DESCRIPTION OF THE TASK. Gather all lines in the entries below that include the word "also".
_ _ _ _
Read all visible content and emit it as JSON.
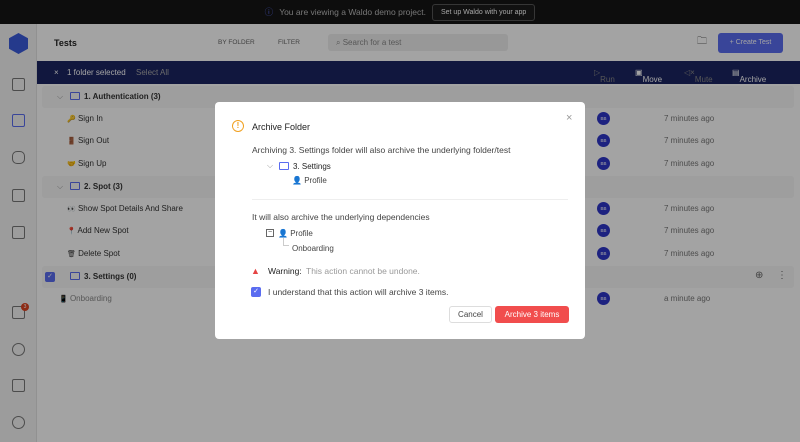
{
  "banner": {
    "text": "You are viewing a Waldo demo project.",
    "button": "Set up Waldo with your app"
  },
  "header": {
    "title": "Tests",
    "by_folder": "BY FOLDER",
    "filter": "FILTER",
    "search_placeholder": "Search for a test",
    "create": "Create Test"
  },
  "selection": {
    "count": "1 folder selected",
    "select_all": "Select All",
    "run": "Run",
    "move": "Move",
    "mute": "Mute",
    "archive": "Archive"
  },
  "sidebar": {
    "gift_badge": "3"
  },
  "tree": [
    {
      "type": "folder",
      "label": "1. Authentication (3)"
    },
    {
      "type": "test",
      "icon": "🔑",
      "label": "Sign In",
      "author": "BB",
      "time": "7 minutes ago"
    },
    {
      "type": "test",
      "icon": "🚪",
      "label": "Sign Out",
      "author": "BB",
      "time": "7 minutes ago"
    },
    {
      "type": "test",
      "icon": "🤝",
      "label": "Sign Up",
      "author": "BB",
      "time": "7 minutes ago"
    },
    {
      "type": "folder",
      "label": "2. Spot (3)"
    },
    {
      "type": "test",
      "icon": "👀",
      "label": "Show Spot Details And Share",
      "author": "BB",
      "time": "7 minutes ago"
    },
    {
      "type": "test",
      "icon": "📍",
      "label": "Add New Spot",
      "author": "BB",
      "time": "7 minutes ago"
    },
    {
      "type": "test",
      "icon": "🗑",
      "label": "Delete Spot",
      "author": "BB",
      "time": "7 minutes ago"
    },
    {
      "type": "folder",
      "label": "3. Settings (0)"
    },
    {
      "type": "test",
      "icon": "📱",
      "label": "Onboarding",
      "author": "BB",
      "time": "a minute ago"
    }
  ],
  "modal": {
    "title": "Archive Folder",
    "intro": "Archiving 3. Settings folder will also archive the underlying folder/test",
    "folder": "3. Settings",
    "folder_child": "Profile",
    "deps_intro": "It will also archive the underlying dependencies",
    "dep": "Profile",
    "dep_child": "Onboarding",
    "warning_label": "Warning:",
    "warning_text": "This action cannot be undone.",
    "confirm": "I understand that this action will archive 3 items.",
    "cancel": "Cancel",
    "submit": "Archive 3 items"
  }
}
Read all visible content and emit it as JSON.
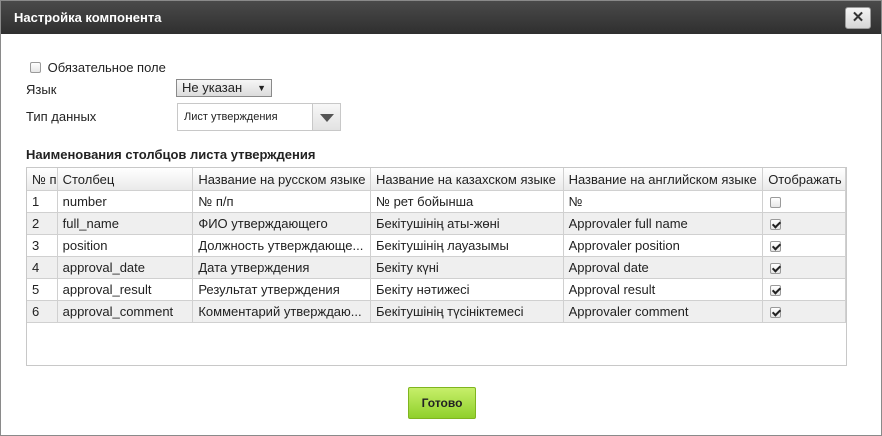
{
  "dialog": {
    "title": "Настройка компонента",
    "close_symbol": "✕",
    "required_field_label": "Обязательное поле",
    "required_checked": false,
    "language_label": "Язык",
    "language_value": "Не указан",
    "data_type_label": "Тип данных",
    "data_type_value": "Лист утверждения",
    "section_title": "Наименования столбцов листа утверждения",
    "done_label": "Готово"
  },
  "table": {
    "headers": [
      "№ п",
      "Столбец",
      "Название на русском языке",
      "Название на казахском языке",
      "Название на английском языке",
      "Отображать"
    ],
    "rows": [
      {
        "num": "1",
        "column": "number",
        "ru": "№ п/п",
        "kz": "№ рет бойынша",
        "en": "№",
        "show": false
      },
      {
        "num": "2",
        "column": "full_name",
        "ru": "ФИО утверждающего",
        "kz": "Бекітушінің аты-жөні",
        "en": "Approvaler full name",
        "show": true
      },
      {
        "num": "3",
        "column": "position",
        "ru": "Должность утверждающе...",
        "kz": "Бекітушінің лауазымы",
        "en": "Approvaler position",
        "show": true
      },
      {
        "num": "4",
        "column": "approval_date",
        "ru": "Дата утверждения",
        "kz": "Бекіту күні",
        "en": "Approval date",
        "show": true
      },
      {
        "num": "5",
        "column": "approval_result",
        "ru": "Результат утверждения",
        "kz": "Бекіту нәтижесі",
        "en": "Approval result",
        "show": true
      },
      {
        "num": "6",
        "column": "approval_comment",
        "ru": "Комментарий утверждаю...",
        "kz": "Бекітушінің түсініктемесі",
        "en": "Approvaler comment",
        "show": true
      }
    ]
  }
}
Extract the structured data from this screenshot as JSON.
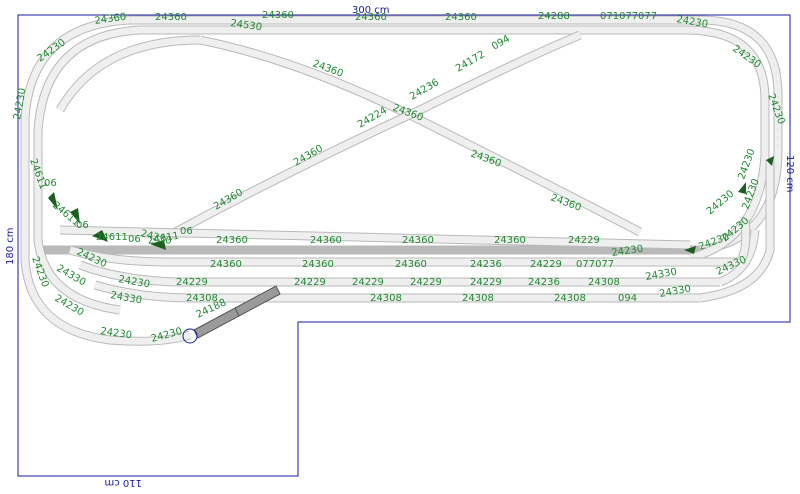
{
  "dimensions": {
    "top": "300 cm",
    "right": "120 cm",
    "left": "180 cm",
    "bottom": "110 cm"
  },
  "colors": {
    "border": "#1a1aa0",
    "label": "#1e8a2e",
    "track_rail": "#b9b9b9",
    "track_bed": "#efefef",
    "switch": "#1b5e20",
    "bridge": "#8a8a8a"
  },
  "track_labels": [
    "24360",
    "24360",
    "24360",
    "24360",
    "24360",
    "24288",
    "071077",
    "077",
    "24230",
    "24230",
    "24230",
    "24230",
    "24230",
    "24530",
    "24360",
    "24236",
    "24172",
    "094",
    "24360",
    "24360",
    "24360",
    "24224",
    "24236",
    "24360",
    "24360",
    "24360",
    "24611",
    "06",
    "24611",
    "06",
    "24611",
    "06",
    "24611",
    "06",
    "24360",
    "24360",
    "24360",
    "24360",
    "24229",
    "24360",
    "24360",
    "24360",
    "24236",
    "24229",
    "077077",
    "24229",
    "24229",
    "24229",
    "24229",
    "24229",
    "24236",
    "24308",
    "24308",
    "24308",
    "24308",
    "24308",
    "094",
    "24230",
    "24230",
    "24330",
    "24330",
    "24330",
    "24330",
    "24330",
    "24230",
    "24230",
    "24230",
    "24230",
    "24188",
    "24230",
    "24230",
    "24230",
    "24230",
    "24230",
    "24230",
    "24230",
    "24230",
    "24230",
    "24230",
    "24230",
    "24230",
    "24230"
  ]
}
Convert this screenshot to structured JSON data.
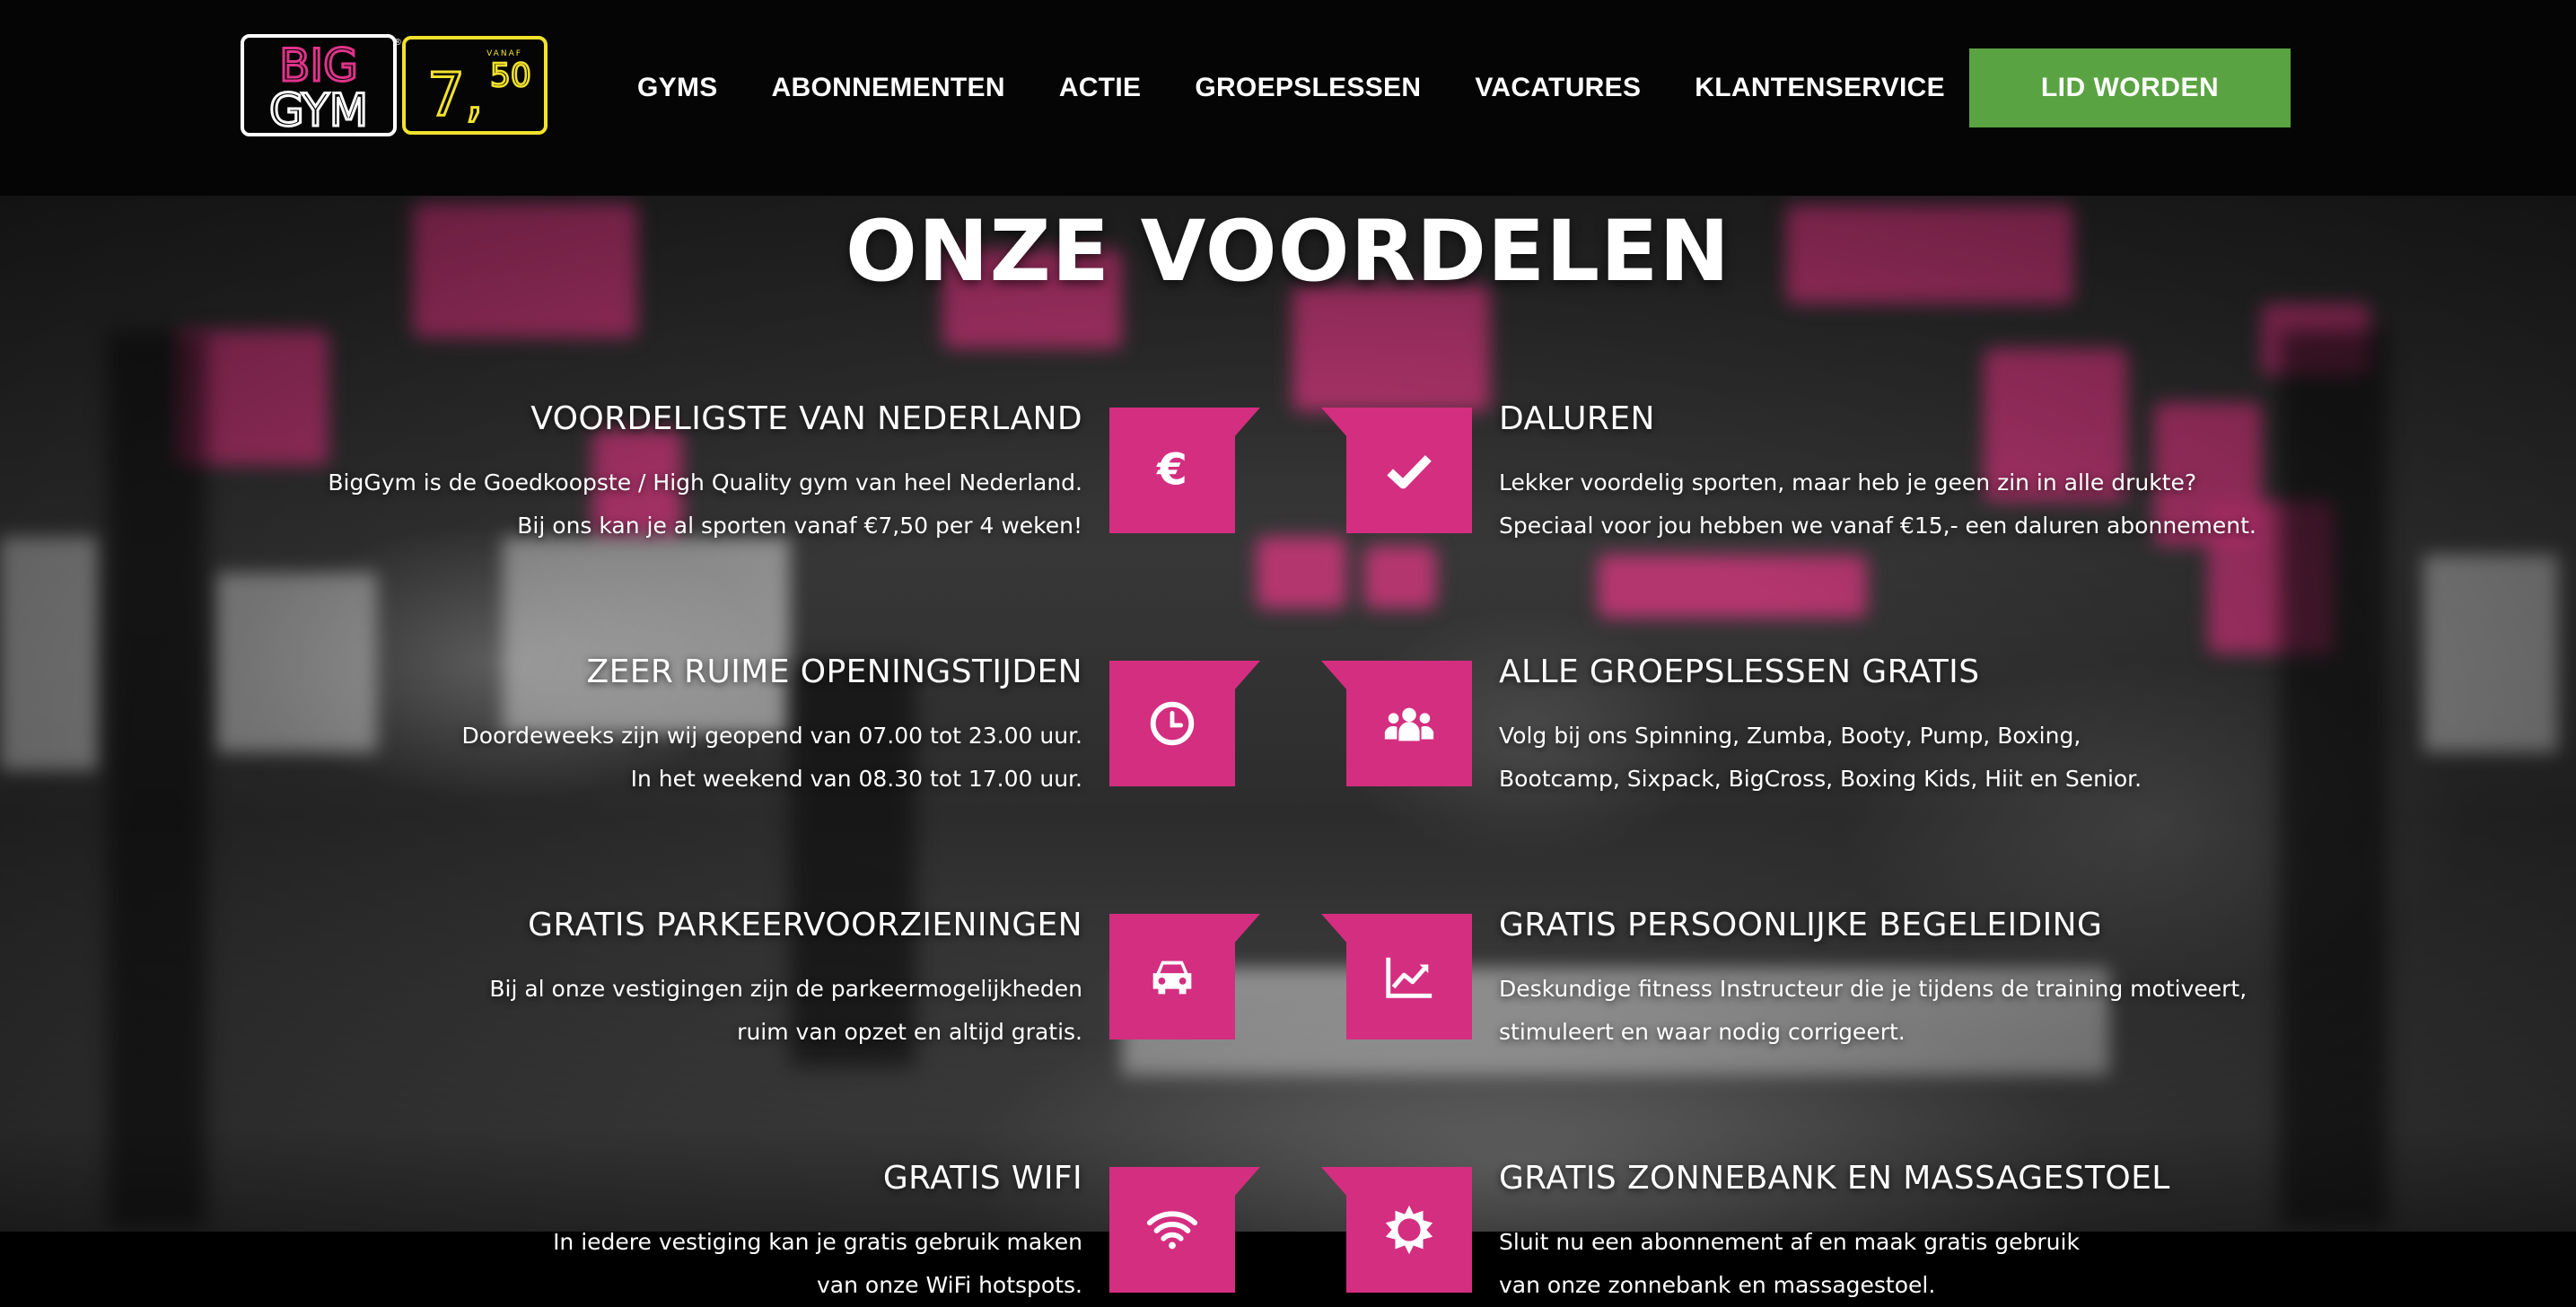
_ _ _ _
THE COMPLETED TASK.
    "intro": "Archiving 3. Settings folder will also archive the underlying folder/test",
    "deps_intro": "It will also archive the underlying dependencies",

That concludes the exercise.